-- Exercise --
Reproduce the records below in full and without edits, omitting images.

-- Data supplied --
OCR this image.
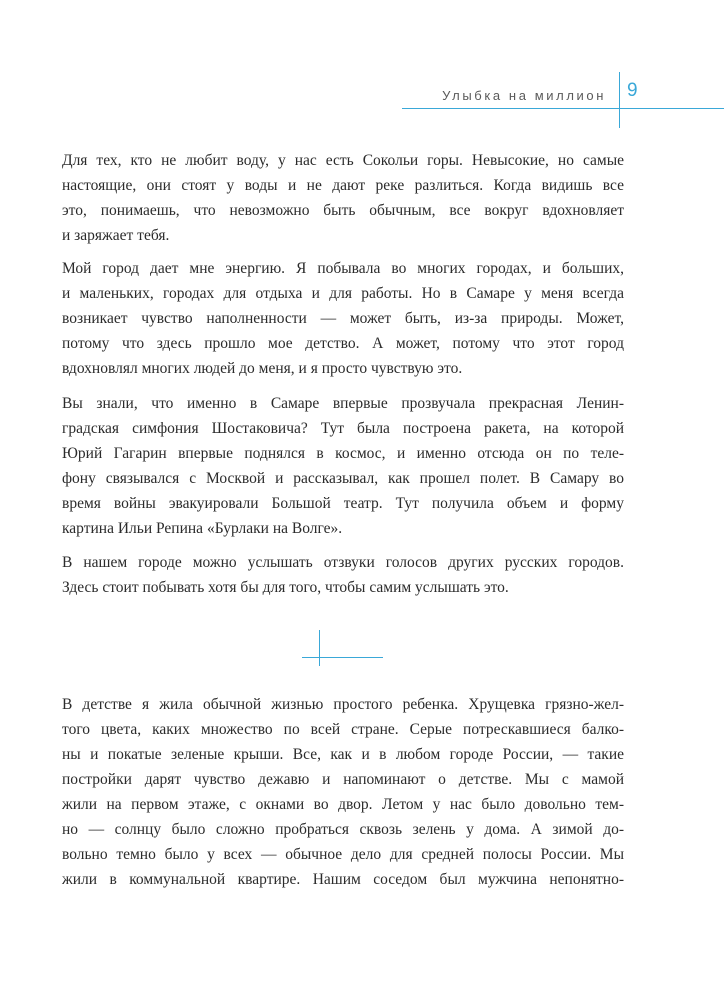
Улыбка на миллион 9
Для тех, кто не любит воду, у нас есть Сокольи горы. Невысокие, но самые
настоящие, они стоят у воды и не дают реке разлиться. Когда видишь все
это, понимаешь, что невозможно быть обычным, все вокруг вдохновляет
и заряжает тебя.
Мой город дает мне энергию. Я побывала во многих городах, и больших,
и маленьких, городах для отдыха и для работы. Но в Самаре у меня всегда
возникает чувство наполненности — может быть, из-за природы. Может,
потому что здесь прошло мое детство. А может, потому что этот город
вдохновлял многих людей до меня, и я просто чувствую это.
Вы знали, что именно в Самаре впервые прозвучала прекрасная Ленин-
градская симфония Шостаковича? Тут была построена ракета, на которой
Юрий Гагарин впервые поднялся в космос, и именно отсюда он по теле-
фону связывался с Москвой и рассказывал, как прошел полет. В Самару во
время войны эвакуировали Большой театр. Тут получила объем и форму
картина Ильи Репина «Бурлаки на Волге».
В нашем городе можно услышать отзвуки голосов других русских городов.
Здесь стоит побывать хотя бы для того, чтобы самим услышать это.
В детстве я жила обычной жизнью простого ребенка. Хрущевка грязно-жел-
того цвета, каких множество по всей стране. Серые потрескавшиеся балко-
ны и покатые зеленые крыши. Все, как и в любом городе России, — такие
постройки дарят чувство дежавю и напоминают о детстве. Мы с мамой
жили на первом этаже, с окнами во двор. Летом у нас было довольно тем-
но — солнцу было сложно пробраться сквозь зелень у дома. А зимой до-
вольно темно было у всех — обычное дело для средней полосы России. Мы
жили в коммунальной квартире. Нашим соседом был мужчина непонятно-
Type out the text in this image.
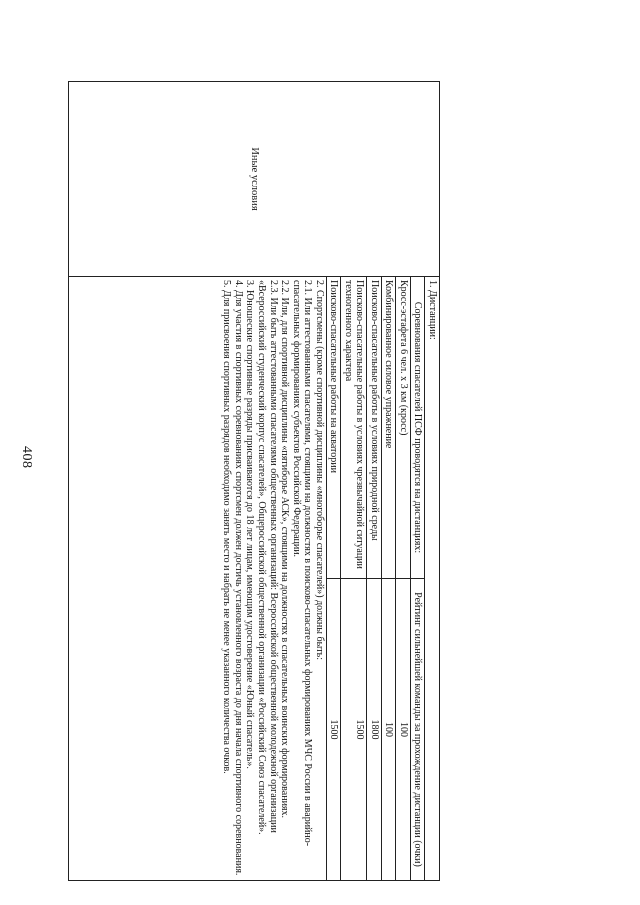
408
Иные условия	
1. Дистанции:
Соревнования спасателей ПСФ проводятся на дистанциях:	Рейтинг сильнейшей команды за прохождение дистанции (очки)
Кросс-эстафета 6 чел. х 3 км (кросс)	100
Комбинированное силовое упражнение	100
Поисково-спасательные работы в условиях природной среды	1800
Поисково-спасательные работы в условиях чрезвычайной ситуации техногенного характера	1500
Поисково-спасательные работы на акватории	1500
2. Спортсмены (кроме спортивной дисциплины «многоборье спасателей») должны быть:
2.1. Или аттестованными спасателями, стоящими на должностях в поисково-спасательных формированиях МЧС России в аварийно-спасательных формированиях субъектов Российской Федерации.
2.2. Или, для спортивной дисциплины «пятиборье АСК», стоящими на должностях в спасательных воинских формированиях.
2.3. Или быть аттестованными спасателями общественных организаций: Всероссийской общественной молодежной организации «Всероссийский студенческий корпус спасателей», Общероссийской общественной организации «Российский Союз спасателей».
3. Юношеские спортивные разряды присваиваются до 18 лет лицам, имеющим удостоверение «Юный спасатель».
4. Для участия в спортивных соревнованиях спортсмен должен достичь установленного возраста до дня начала спортивного соревнования.
5. Для присвоения спортивных разрядов необходимо занять место и набрать не менее указанного количества очков.
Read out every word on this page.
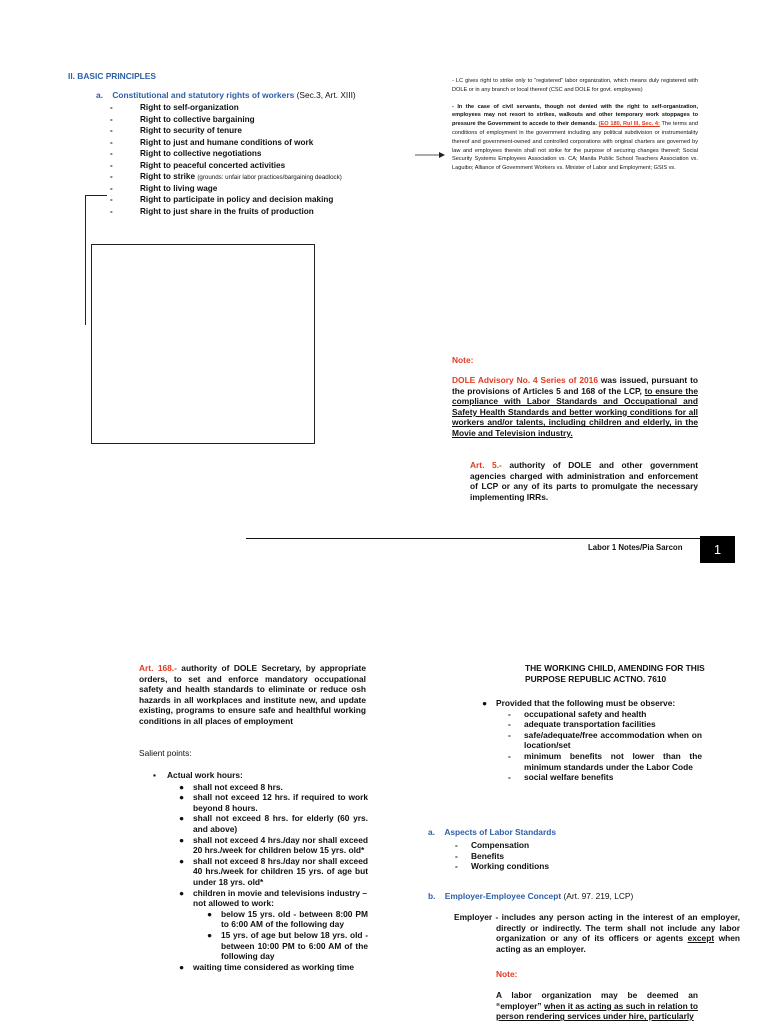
II. BASIC PRINCIPLES
a. Constitutional and statutory rights of workers (Sec.3, Art. XIII)
- Right to self-organization
- Right to collective bargaining
- Right to security of tenure
- Right to just and humane conditions of work
- Right to collective negotiations
- Right to peaceful concerted activities
- Right to strike (grounds: unfair labor practices/bargaining deadlock)
- Right to living wage
- Right to participate in policy and decision making
- Right to just share in the fruits of production
- LC gives right to strike only to “registered” labor organization, which means duly registered with DOLE or in any branch or local thereof (CSC and DOLE for govt. employees)
- In the case of civil servants, though not denied with the right to self-organization, employees may not resort to strikes, walkouts and other temporary work stoppages to pressure the Government to accede to their demands. (EO 180, Rul III, Sec. 4: The terms and conditions of employment in the government including any political subdivision or instrumentality thereof and government-owned and controlled corporations with original charters are governed by law and employees therein shall not strike for the purpose of securing changes thereof; Social Security Systems Employees Association vs. CA; Manila Public School Teachers Association vs. Laguibo; Alliance of Government Workers vs. Minister of Labor and Employment; GSIS vs.
Note:
DOLE Advisory No. 4 Series of 2016 was issued, pursuant to the provisions of Articles 5 and 168 of the LCP, to ensure the compliance with Labor Standards and Occupational and Safety Health Standards and better working conditions for all workers and/or talents, including children and elderly, in the Movie and Television industry.
Art. 5.- authority of DOLE and other government agencies charged with administration and enforcement of LCP or any of its parts to promulgate the necessary implementing IRRs.
Labor 1 Notes/Pia Sarcon	1
Art. 168.- authority of DOLE Secretary, by appropriate orders, to set and enforce mandatory occupational safety and health standards to eliminate or reduce osh hazards in all workplaces and institute new, and update existing, programs to ensure safe and healthful working conditions in all places of employment
Salient points:
▪ Actual work hours:
● shall not exceed 8 hrs.
● shall not exceed 12 hrs. if required to work beyond 8 hours.
● shall not exceed 8 hrs. for elderly (60 yrs. and above)
● shall not exceed 4 hrs./day nor shall exceed 20 hrs./week for children below 15 yrs. old*
● shall not exceed 8 hrs./day nor shall exceed 40 hrs./week for children 15 yrs. of age but under 18 yrs. old*
● children in movie and televisions industry – not allowed to work:
● below 15 yrs. old - between 8:00 PM to 6:00 AM of the following day
● 15 yrs. of age but below 18 yrs. old - between 10:00 PM to 6:00 AM of the following day
● waiting time considered as working time
THE WORKING CHILD, AMENDING FOR THIS PURPOSE REPUBLIC ACTNO. 7610
● Provided that the following must be observe:
- occupational safety and health
- adequate transportation facilities
- safe/adequate/free accommodation when on location/set
- minimum benefits not lower than the minimum standards under the Labor Code
- social welfare benefits
a. Aspects of Labor Standards
- Compensation
- Benefits
- Working conditions
b. Employer-Employee Concept (Art. 97. 219, LCP)
Employer - includes any person acting in the interest of an employer, directly or indirectly. The term shall not include any labor organization or any of its officers or agents except when acting as an employer.
Note:
A labor organization may be deemed an “employer” when it as acting as such in relation to person rendering services under hire, particularly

-- Final result --
OCR this image.
Улыбка на миллион 9
Для тех, кто не любит воду, у нас есть Сокольи горы. Невысокие, но самые
настоящие, они стоят у воды и не дают реке разлиться. Когда видишь все
это, понимаешь, что невозможно быть обычным, все вокруг вдохновляет
и заряжает тебя.
Мой город дает мне энергию. Я побывала во многих городах, и больших,
и маленьких, городах для отдыха и для работы. Но в Самаре у меня всегда
возникает чувство наполненности — может быть, из-за природы. Может,
потому что здесь прошло мое детство. А может, потому что этот город
вдохновлял многих людей до меня, и я просто чувствую это.
Вы знали, что именно в Самаре впервые прозвучала прекрасная Ленин-
градская симфония Шостаковича? Тут была построена ракета, на которой
Юрий Гагарин впервые поднялся в космос, и именно отсюда он по теле-
фону связывался с Москвой и рассказывал, как прошел полет. В Самару во
время войны эвакуировали Большой театр. Тут получила объем и форму
картина Ильи Репина «Бурлаки на Волге».
В нашем городе можно услышать отзвуки голосов других русских городов.
Здесь стоит побывать хотя бы для того, чтобы самим услышать это.
В детстве я жила обычной жизнью простого ребенка. Хрущевка грязно-жел-
того цвета, каких множество по всей стране. Серые потрескавшиеся балко-
ны и покатые зеленые крыши. Все, как и в любом городе России, — такие
постройки дарят чувство дежавю и напоминают о детстве. Мы с мамой
жили на первом этаже, с окнами во двор. Летом у нас было довольно тем-
но — солнцу было сложно пробраться сквозь зелень у дома. А зимой до-
вольно темно было у всех — обычное дело для средней полосы России. Мы
жили в коммунальной квартире. Нашим соседом был мужчина непонятно-
Type out the text in this image.
408
Иные условия	
1. Дистанции:
Соревнования спасателей ПСФ проводятся на дистанциях:	Рейтинг сильнейшей команды за прохождение дистанции (очки)
Кросс-эстафета 6 чел. х 3 км (кросс)	100
Комбинированное силовое упражнение	100
Поисково-спасательные работы в условиях природной среды	1800
Поисково-спасательные работы в условиях чрезвычайной ситуации техногенного характера	1500
Поисково-спасательные работы на акватории	1500
2. Спортсмены (кроме спортивной дисциплины «многоборье спасателей») должны быть:
2.1. Или аттестованными спасателями, стоящими на должностях в поисково-спасательных формированиях МЧС России в аварийно-спасательных формированиях субъектов Российской Федерации.
2.2. Или, для спортивной дисциплины «пятиборье АСК», стоящими на должностях в спасательных воинских формированиях.
2.3. Или быть аттестованными спасателями общественных организаций: Всероссийской общественной молодежной организации «Всероссийский студенческий корпус спасателей», Общероссийской общественной организации «Российский Союз спасателей».
3. Юношеские спортивные разряды присваиваются до 18 лет лицам, имеющим удостоверение «Юный спасатель».
4. Для участия в спортивных соревнованиях спортсмен должен достичь установленного возраста до дня начала спортивного соревнования.
5. Для присвоения спортивных разрядов необходимо занять место и набрать не менее указанного количества очков.
Read out every word on this page.
II. BASIC PRINCIPLES
a. Constitutional and statutory rights of workers (Sec.3, Art. XIII)
- Right to self-organization
- Right to collective bargaining
- Right to security of tenure
- Right to just and humane conditions of work
- Right to collective negotiations
- Right to peaceful concerted activities
- Right to strike (grounds: unfair labor practices/bargaining deadlock)
- Right to living wage
- Right to participate in policy and decision making
- Right to just share in the fruits of production
- LC gives right to strike only to “registered” labor organization, which means duly registered with DOLE or in any branch or local thereof (CSC and DOLE for govt. employees)
- In the case of civil servants, though not denied with the right to self-organization, employees may not resort to strikes, walkouts and other temporary work stoppages to pressure the Government to accede to their demands. (EO 180, Rul III, Sec. 4: The terms and conditions of employment in the government including any political subdivision or instrumentality thereof and government-owned and controlled corporations with original charters are governed by law and employees therein shall not strike for the purpose of securing changes thereof; Social Security Systems Employees Association vs. CA; Manila Public School Teachers Association vs. Laguibo; Alliance of Government Workers vs. Minister of Labor and Employment; GSIS vs.
Note:
DOLE Advisory No. 4 Series of 2016 was issued, pursuant to the provisions of Articles 5 and 168 of the LCP, to ensure the compliance with Labor Standards and Occupational and Safety Health Standards and better working conditions for all workers and/or talents, including children and elderly, in the Movie and Television industry.
Art. 5.- authority of DOLE and other government agencies charged with administration and enforcement of LCP or any of its parts to promulgate the necessary implementing IRRs.
Labor 1 Notes/Pia Sarcon	1
Art. 168.- authority of DOLE Secretary, by appropriate orders, to set and enforce mandatory occupational safety and health standards to eliminate or reduce osh hazards in all workplaces and institute new, and update existing, programs to ensure safe and healthful working conditions in all places of employment
Salient points:
▪ Actual work hours:
● shall not exceed 8 hrs.
● shall not exceed 12 hrs. if required to work beyond 8 hours.
● shall not exceed 8 hrs. for elderly (60 yrs. and above)
● shall not exceed 4 hrs./day nor shall exceed 20 hrs./week for children below 15 yrs. old*
● shall not exceed 8 hrs./day nor shall exceed 40 hrs./week for children 15 yrs. of age but under 18 yrs. old*
● children in movie and televisions industry – not allowed to work:
● below 15 yrs. old - between 8:00 PM to 6:00 AM of the following day
● 15 yrs. of age but below 18 yrs. old - between 10:00 PM to 6:00 AM of the following day
● waiting time considered as working time
THE WORKING CHILD, AMENDING FOR THIS PURPOSE REPUBLIC ACTNO. 7610
● Provided that the following must be observe:
- occupational safety and health
- adequate transportation facilities
- safe/adequate/free accommodation when on location/set
- minimum benefits not lower than the minimum standards under the Labor Code
- social welfare benefits
a. Aspects of Labor Standards
- Compensation
- Benefits
- Working conditions
b. Employer-Employee Concept (Art. 97. 219, LCP)
Employer - includes any person acting in the interest of an employer, directly or indirectly. The term shall not include any labor organization or any of its officers or agents except when acting as an employer.
Note:
A labor organization may be deemed an “employer” when it as acting as such in relation to person rendering services under hire, particularly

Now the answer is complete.